▸ TASK TO COMPLETE
Locate the word "Home" in the data below, then copy every line that holds it.

╭─ DATA PROVIDED

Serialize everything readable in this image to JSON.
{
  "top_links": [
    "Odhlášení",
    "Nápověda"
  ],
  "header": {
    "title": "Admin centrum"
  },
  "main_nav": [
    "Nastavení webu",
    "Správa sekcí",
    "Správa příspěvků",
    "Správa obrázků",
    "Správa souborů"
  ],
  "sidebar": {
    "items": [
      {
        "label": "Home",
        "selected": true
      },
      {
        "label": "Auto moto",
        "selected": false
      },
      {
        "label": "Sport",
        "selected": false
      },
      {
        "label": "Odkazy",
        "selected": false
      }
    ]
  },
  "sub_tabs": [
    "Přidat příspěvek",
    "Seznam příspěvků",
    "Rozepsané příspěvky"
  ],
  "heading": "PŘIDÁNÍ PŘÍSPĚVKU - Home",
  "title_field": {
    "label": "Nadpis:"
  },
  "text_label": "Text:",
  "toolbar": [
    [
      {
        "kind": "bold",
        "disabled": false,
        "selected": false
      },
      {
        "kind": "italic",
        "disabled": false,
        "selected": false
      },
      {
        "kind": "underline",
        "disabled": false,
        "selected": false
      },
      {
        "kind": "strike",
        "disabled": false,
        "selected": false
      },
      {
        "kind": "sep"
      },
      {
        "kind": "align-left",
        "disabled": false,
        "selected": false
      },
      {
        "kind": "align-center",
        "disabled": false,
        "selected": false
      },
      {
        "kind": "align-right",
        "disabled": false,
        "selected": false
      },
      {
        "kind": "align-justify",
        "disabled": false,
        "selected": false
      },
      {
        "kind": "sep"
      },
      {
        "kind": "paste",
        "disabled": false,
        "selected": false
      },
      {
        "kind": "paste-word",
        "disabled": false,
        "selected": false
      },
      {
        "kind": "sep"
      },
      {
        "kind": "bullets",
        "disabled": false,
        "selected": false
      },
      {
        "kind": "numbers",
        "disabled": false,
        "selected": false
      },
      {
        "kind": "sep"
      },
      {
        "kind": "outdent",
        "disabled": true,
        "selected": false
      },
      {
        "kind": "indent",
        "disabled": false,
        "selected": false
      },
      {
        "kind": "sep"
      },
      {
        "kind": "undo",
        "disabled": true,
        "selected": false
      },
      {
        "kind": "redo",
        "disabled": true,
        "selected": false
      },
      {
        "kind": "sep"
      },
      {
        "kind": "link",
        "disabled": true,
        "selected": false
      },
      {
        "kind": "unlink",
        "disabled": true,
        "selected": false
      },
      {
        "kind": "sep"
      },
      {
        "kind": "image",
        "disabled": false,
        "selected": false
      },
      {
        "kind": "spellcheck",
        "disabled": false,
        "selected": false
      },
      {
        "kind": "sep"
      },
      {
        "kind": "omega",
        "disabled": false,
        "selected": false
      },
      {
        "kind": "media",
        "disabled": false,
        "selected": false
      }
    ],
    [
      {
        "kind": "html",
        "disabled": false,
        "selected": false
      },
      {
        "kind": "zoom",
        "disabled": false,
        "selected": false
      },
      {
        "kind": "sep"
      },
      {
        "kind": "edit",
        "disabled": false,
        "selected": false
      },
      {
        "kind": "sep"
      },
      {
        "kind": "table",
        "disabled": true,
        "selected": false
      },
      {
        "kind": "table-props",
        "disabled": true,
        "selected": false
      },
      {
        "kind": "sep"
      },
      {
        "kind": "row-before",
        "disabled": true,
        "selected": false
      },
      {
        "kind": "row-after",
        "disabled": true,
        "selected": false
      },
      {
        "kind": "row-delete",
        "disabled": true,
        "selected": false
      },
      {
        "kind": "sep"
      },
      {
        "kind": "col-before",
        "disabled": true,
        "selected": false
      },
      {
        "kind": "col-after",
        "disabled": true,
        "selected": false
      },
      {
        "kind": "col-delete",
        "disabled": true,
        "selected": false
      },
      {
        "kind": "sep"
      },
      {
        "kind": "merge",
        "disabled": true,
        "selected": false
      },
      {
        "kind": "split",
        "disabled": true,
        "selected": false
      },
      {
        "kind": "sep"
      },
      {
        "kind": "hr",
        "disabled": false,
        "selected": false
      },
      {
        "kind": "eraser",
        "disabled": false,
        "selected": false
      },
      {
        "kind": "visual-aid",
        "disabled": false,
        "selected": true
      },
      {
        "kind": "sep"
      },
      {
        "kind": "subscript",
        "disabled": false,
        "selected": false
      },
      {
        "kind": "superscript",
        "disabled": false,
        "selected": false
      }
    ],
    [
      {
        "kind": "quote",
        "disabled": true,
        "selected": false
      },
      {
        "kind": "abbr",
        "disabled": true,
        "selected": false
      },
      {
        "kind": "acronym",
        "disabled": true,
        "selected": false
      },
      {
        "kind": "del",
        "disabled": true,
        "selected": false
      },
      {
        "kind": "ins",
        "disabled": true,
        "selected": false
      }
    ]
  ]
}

╰─

▸ ANSWER FOR THE TASK
        "label": "Home",
  "heading": "PŘIDÁNÍ PŘÍSPĚVKU - Home",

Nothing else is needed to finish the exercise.